### Your objective
Look below for the line containing "Enumerate this screenshot's". Output it and each remaining line of the entries exactly, and nothing else.

### Records from a data collection
------------------------------------------------------------
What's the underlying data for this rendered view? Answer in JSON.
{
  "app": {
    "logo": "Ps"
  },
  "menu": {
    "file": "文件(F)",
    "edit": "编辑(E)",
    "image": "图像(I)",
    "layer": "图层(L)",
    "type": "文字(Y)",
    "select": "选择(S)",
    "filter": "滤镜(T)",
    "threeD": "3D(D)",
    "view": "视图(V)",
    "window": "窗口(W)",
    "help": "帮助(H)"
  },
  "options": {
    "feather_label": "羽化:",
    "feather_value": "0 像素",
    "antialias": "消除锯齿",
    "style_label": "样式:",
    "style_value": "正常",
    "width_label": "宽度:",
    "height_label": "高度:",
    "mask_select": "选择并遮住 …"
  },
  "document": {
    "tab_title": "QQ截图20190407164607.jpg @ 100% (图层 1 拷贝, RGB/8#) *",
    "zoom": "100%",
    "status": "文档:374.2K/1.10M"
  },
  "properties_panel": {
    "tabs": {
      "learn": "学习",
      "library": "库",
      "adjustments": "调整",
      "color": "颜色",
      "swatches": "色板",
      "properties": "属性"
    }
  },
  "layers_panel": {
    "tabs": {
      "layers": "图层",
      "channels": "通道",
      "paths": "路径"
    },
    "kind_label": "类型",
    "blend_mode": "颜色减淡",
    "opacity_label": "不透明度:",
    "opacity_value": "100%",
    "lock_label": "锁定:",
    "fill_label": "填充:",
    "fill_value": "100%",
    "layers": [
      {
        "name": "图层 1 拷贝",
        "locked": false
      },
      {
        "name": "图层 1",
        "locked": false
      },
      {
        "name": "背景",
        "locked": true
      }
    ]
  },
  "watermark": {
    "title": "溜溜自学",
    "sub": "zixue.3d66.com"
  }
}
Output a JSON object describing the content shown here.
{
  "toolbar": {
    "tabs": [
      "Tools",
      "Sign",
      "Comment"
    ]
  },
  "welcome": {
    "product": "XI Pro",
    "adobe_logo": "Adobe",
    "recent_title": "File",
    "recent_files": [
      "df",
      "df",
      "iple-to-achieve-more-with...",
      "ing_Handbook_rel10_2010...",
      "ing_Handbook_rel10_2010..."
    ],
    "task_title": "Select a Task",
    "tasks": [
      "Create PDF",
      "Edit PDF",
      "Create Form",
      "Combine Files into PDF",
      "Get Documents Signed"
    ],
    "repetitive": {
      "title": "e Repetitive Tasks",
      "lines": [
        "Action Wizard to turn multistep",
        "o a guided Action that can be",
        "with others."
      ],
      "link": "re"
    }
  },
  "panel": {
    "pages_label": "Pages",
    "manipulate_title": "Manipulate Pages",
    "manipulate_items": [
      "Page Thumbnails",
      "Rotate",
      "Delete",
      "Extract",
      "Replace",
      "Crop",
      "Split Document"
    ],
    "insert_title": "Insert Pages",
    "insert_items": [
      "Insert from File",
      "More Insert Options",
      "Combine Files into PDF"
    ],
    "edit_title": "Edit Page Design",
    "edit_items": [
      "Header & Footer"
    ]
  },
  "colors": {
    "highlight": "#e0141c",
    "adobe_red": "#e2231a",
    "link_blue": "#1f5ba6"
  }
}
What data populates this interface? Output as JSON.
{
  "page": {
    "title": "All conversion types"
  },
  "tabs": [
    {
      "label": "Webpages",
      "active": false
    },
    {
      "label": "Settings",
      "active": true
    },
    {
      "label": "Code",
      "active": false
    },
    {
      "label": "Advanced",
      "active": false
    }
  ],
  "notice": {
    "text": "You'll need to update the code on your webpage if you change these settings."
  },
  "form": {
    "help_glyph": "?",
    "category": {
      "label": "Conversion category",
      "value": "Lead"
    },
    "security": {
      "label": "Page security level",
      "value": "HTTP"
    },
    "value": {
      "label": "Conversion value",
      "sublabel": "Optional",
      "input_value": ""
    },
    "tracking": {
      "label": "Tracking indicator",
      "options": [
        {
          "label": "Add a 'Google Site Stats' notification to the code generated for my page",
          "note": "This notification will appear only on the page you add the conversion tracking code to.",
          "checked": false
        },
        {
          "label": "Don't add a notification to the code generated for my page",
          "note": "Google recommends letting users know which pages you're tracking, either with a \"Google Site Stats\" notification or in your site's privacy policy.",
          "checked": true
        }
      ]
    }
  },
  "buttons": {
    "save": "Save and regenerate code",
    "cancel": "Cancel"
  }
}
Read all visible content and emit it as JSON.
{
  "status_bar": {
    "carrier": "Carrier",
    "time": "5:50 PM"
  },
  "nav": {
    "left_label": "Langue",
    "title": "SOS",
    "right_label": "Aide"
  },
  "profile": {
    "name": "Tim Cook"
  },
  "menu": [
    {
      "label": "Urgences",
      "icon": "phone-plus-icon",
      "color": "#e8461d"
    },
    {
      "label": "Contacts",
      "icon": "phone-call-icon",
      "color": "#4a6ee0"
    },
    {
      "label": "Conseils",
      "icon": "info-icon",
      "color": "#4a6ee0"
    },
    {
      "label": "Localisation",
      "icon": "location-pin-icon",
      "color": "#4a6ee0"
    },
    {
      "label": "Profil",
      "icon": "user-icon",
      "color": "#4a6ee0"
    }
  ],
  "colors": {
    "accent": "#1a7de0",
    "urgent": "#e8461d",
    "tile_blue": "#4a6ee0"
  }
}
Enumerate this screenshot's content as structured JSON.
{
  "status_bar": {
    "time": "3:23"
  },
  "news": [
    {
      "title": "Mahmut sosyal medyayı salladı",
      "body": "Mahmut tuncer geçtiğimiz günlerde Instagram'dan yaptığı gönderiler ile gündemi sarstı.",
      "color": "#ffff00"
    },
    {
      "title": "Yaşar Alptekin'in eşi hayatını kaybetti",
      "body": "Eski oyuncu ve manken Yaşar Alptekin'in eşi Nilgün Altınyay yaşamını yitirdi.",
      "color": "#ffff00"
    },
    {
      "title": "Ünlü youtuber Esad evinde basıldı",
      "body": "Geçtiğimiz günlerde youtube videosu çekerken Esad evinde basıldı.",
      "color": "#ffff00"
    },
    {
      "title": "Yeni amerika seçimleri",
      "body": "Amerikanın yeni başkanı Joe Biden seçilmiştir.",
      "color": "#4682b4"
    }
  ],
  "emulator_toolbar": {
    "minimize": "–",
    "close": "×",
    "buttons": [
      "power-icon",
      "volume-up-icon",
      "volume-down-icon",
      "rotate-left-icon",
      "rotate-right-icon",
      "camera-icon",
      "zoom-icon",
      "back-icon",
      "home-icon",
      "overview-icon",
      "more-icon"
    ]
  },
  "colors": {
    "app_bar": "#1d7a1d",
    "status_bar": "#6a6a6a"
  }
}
------------------------------------------------------------
### Written response
Enumerate this screenshot's content as structured JSON.
{
  "status_bar": {
    "time": "3:23"
  },
  "news": [
    {
      "title": "Mahmut sosyal medyayı salladı",
      "body": "Mahmut tuncer geçtiğimiz günlerde Instagram'dan yaptığı gönderiler ile gündemi sarstı.",
      "color": "#ffff00"
    },
    {
      "title": "Yaşar Alptekin'in eşi hayatını kaybetti",
      "body": "Eski oyuncu ve manken Yaşar Alptekin'in eşi Nilgün Altınyay yaşamını yitirdi.",
      "color": "#ffff00"
    },
    {
      "title": "Ünlü youtuber Esad evinde basıldı",
      "body": "Geçtiğimiz günlerde youtube videosu çekerken Esad evinde basıldı.",
      "color": "#ffff00"
    },
    {
      "title": "Yeni amerika seçimleri",
      "body": "Amerikanın yeni başkanı Joe Biden seçilmiştir.",
      "color": "#4682b4"
    }
  ],
  "emulator_toolbar": {
    "minimize": "–",
    "close": "×",
    "buttons": [
      "power-icon",
      "volume-up-icon",
      "volume-down-icon",
      "rotate-left-icon",
      "rotate-right-icon",
      "camera-icon",
      "zoom-icon",
      "back-icon",
      "home-icon",
      "overview-icon",
      "more-icon"
    ]
  },
  "colors": {
    "app_bar": "#1d7a1d",
    "status_bar": "#6a6a6a"
  }
}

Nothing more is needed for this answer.